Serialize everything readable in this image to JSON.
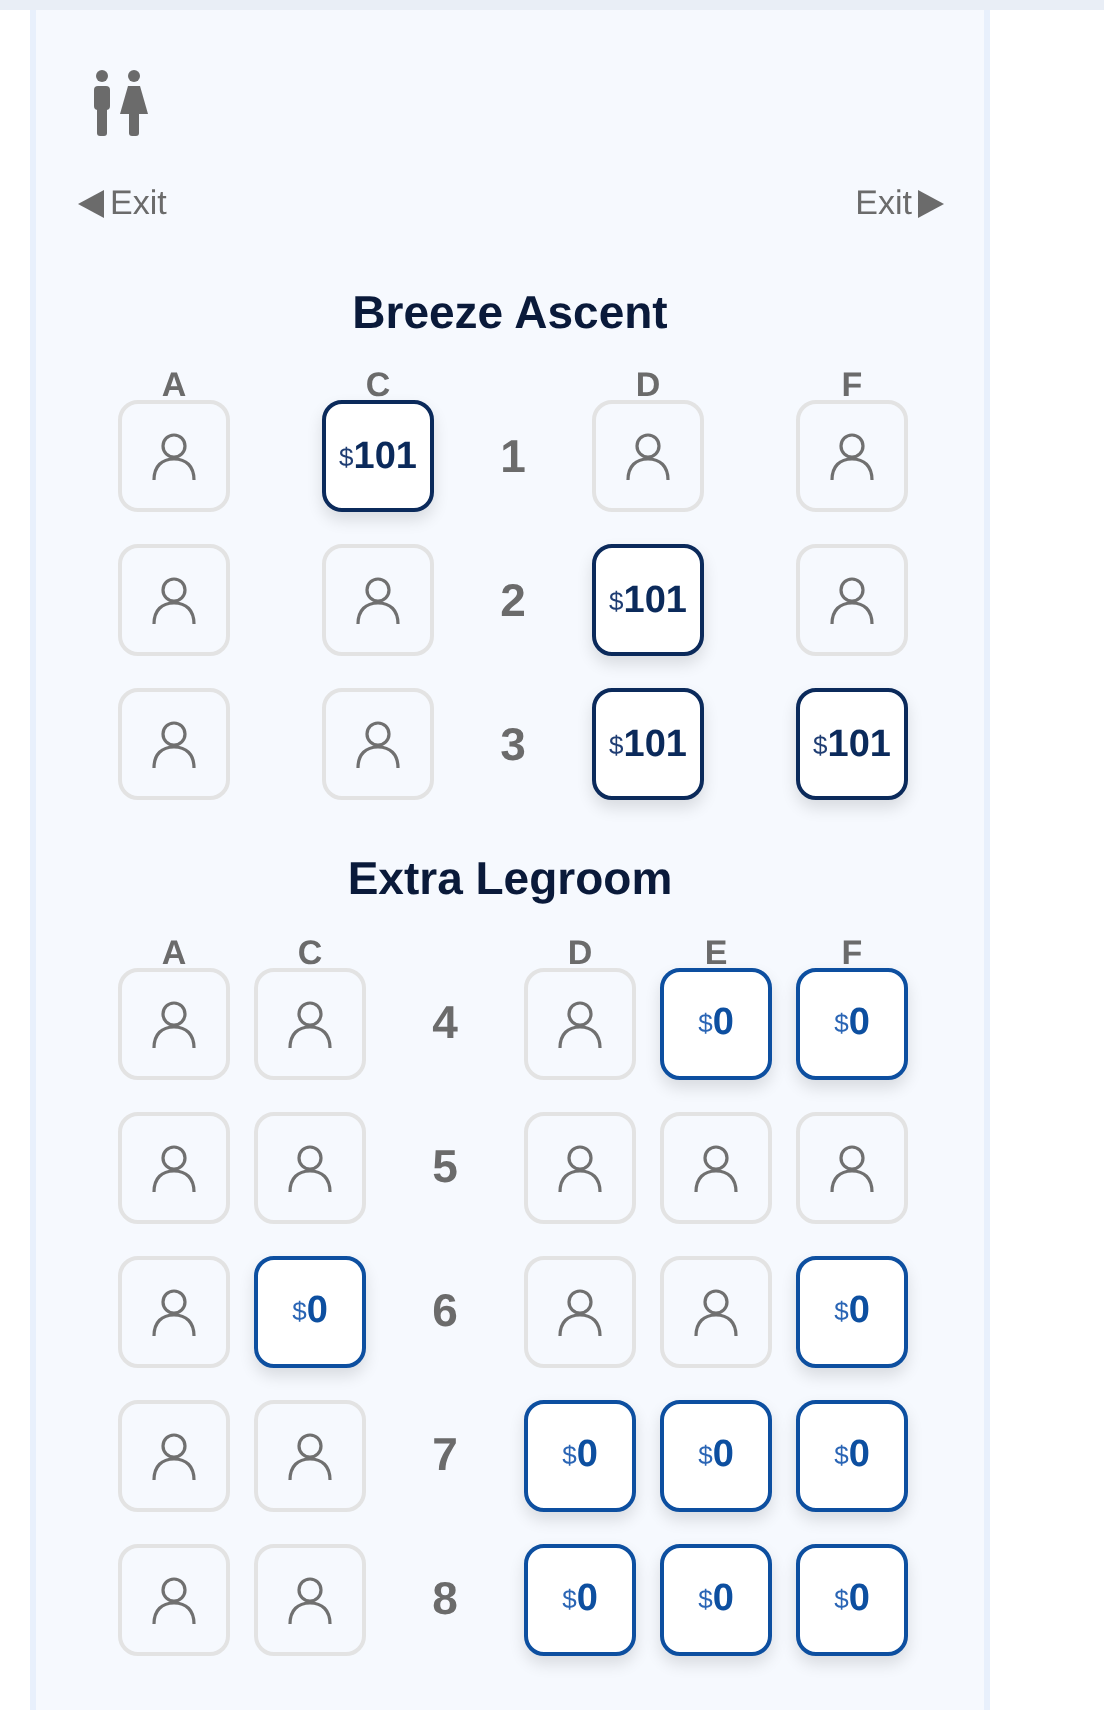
{
  "exits": {
    "left": "Exit",
    "right": "Exit"
  },
  "sections": [
    {
      "title": "Breeze Ascent",
      "kind": "premium",
      "left_columns": [
        "A",
        "C"
      ],
      "right_columns": [
        "D",
        "F"
      ],
      "rows": [
        {
          "number": "1",
          "seats": [
            {
              "kind": "occupied"
            },
            {
              "kind": "available",
              "currency": "$",
              "price": "101"
            },
            {
              "kind": "occupied"
            },
            {
              "kind": "occupied"
            }
          ]
        },
        {
          "number": "2",
          "seats": [
            {
              "kind": "occupied"
            },
            {
              "kind": "occupied"
            },
            {
              "kind": "available",
              "currency": "$",
              "price": "101"
            },
            {
              "kind": "occupied"
            }
          ]
        },
        {
          "number": "3",
          "seats": [
            {
              "kind": "occupied"
            },
            {
              "kind": "occupied"
            },
            {
              "kind": "available",
              "currency": "$",
              "price": "101"
            },
            {
              "kind": "available",
              "currency": "$",
              "price": "101"
            }
          ]
        }
      ]
    },
    {
      "title": "Extra Legroom",
      "kind": "extra",
      "left_columns": [
        "A",
        "C"
      ],
      "right_columns": [
        "D",
        "E",
        "F"
      ],
      "rows": [
        {
          "number": "4",
          "seats": [
            {
              "kind": "occupied"
            },
            {
              "kind": "occupied"
            },
            {
              "kind": "occupied"
            },
            {
              "kind": "available",
              "currency": "$",
              "price": "0"
            },
            {
              "kind": "available",
              "currency": "$",
              "price": "0"
            }
          ]
        },
        {
          "number": "5",
          "seats": [
            {
              "kind": "occupied"
            },
            {
              "kind": "occupied"
            },
            {
              "kind": "occupied"
            },
            {
              "kind": "occupied"
            },
            {
              "kind": "occupied"
            }
          ]
        },
        {
          "number": "6",
          "seats": [
            {
              "kind": "occupied"
            },
            {
              "kind": "available",
              "currency": "$",
              "price": "0"
            },
            {
              "kind": "occupied"
            },
            {
              "kind": "occupied"
            },
            {
              "kind": "available",
              "currency": "$",
              "price": "0"
            }
          ]
        },
        {
          "number": "7",
          "seats": [
            {
              "kind": "occupied"
            },
            {
              "kind": "occupied"
            },
            {
              "kind": "available",
              "currency": "$",
              "price": "0"
            },
            {
              "kind": "available",
              "currency": "$",
              "price": "0"
            },
            {
              "kind": "available",
              "currency": "$",
              "price": "0"
            }
          ]
        },
        {
          "number": "8",
          "seats": [
            {
              "kind": "occupied"
            },
            {
              "kind": "occupied"
            },
            {
              "kind": "available",
              "currency": "$",
              "price": "0"
            },
            {
              "kind": "available",
              "currency": "$",
              "price": "0"
            },
            {
              "kind": "available",
              "currency": "$",
              "price": "0"
            }
          ]
        }
      ]
    }
  ]
}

_Set problem_
The entries above are to be returned exactly, without their pictures.

_Exercise answer_
Serialize everything readable in this image to JSON.
{
  "exits": {
    "left": "Exit",
    "right": "Exit"
  },
  "sections": [
    {
      "title": "Breeze Ascent",
      "kind": "premium",
      "left_columns": [
        "A",
        "C"
      ],
      "right_columns": [
        "D",
        "F"
      ],
      "rows": [
        {
          "number": "1",
          "seats": [
            {
              "kind": "occupied"
            },
            {
              "kind": "available",
              "currency": "$",
              "price": "101"
            },
            {
              "kind": "occupied"
            },
            {
              "kind": "occupied"
            }
          ]
        },
        {
          "number": "2",
          "seats": [
            {
              "kind": "occupied"
            },
            {
              "kind": "occupied"
            },
            {
              "kind": "available",
              "currency": "$",
              "price": "101"
            },
            {
              "kind": "occupied"
            }
          ]
        },
        {
          "number": "3",
          "seats": [
            {
              "kind": "occupied"
            },
            {
              "kind": "occupied"
            },
            {
              "kind": "available",
              "currency": "$",
              "price": "101"
            },
            {
              "kind": "available",
              "currency": "$",
              "price": "101"
            }
          ]
        }
      ]
    },
    {
      "title": "Extra Legroom",
      "kind": "extra",
      "left_columns": [
        "A",
        "C"
      ],
      "right_columns": [
        "D",
        "E",
        "F"
      ],
      "rows": [
        {
          "number": "4",
          "seats": [
            {
              "kind": "occupied"
            },
            {
              "kind": "occupied"
            },
            {
              "kind": "occupied"
            },
            {
              "kind": "available",
              "currency": "$",
              "price": "0"
            },
            {
              "kind": "available",
              "currency": "$",
              "price": "0"
            }
          ]
        },
        {
          "number": "5",
          "seats": [
            {
              "kind": "occupied"
            },
            {
              "kind": "occupied"
            },
            {
              "kind": "occupied"
            },
            {
              "kind": "occupied"
            },
            {
              "kind": "occupied"
            }
          ]
        },
        {
          "number": "6",
          "seats": [
            {
              "kind": "occupied"
            },
            {
              "kind": "available",
              "currency": "$",
              "price": "0"
            },
            {
              "kind": "occupied"
            },
            {
              "kind": "occupied"
            },
            {
              "kind": "available",
              "currency": "$",
              "price": "0"
            }
          ]
        },
        {
          "number": "7",
          "seats": [
            {
              "kind": "occupied"
            },
            {
              "kind": "occupied"
            },
            {
              "kind": "available",
              "currency": "$",
              "price": "0"
            },
            {
              "kind": "available",
              "currency": "$",
              "price": "0"
            },
            {
              "kind": "available",
              "currency": "$",
              "price": "0"
            }
          ]
        },
        {
          "number": "8",
          "seats": [
            {
              "kind": "occupied"
            },
            {
              "kind": "occupied"
            },
            {
              "kind": "available",
              "currency": "$",
              "price": "0"
            },
            {
              "kind": "available",
              "currency": "$",
              "price": "0"
            },
            {
              "kind": "available",
              "currency": "$",
              "price": "0"
            }
          ]
        }
      ]
    }
  ]
}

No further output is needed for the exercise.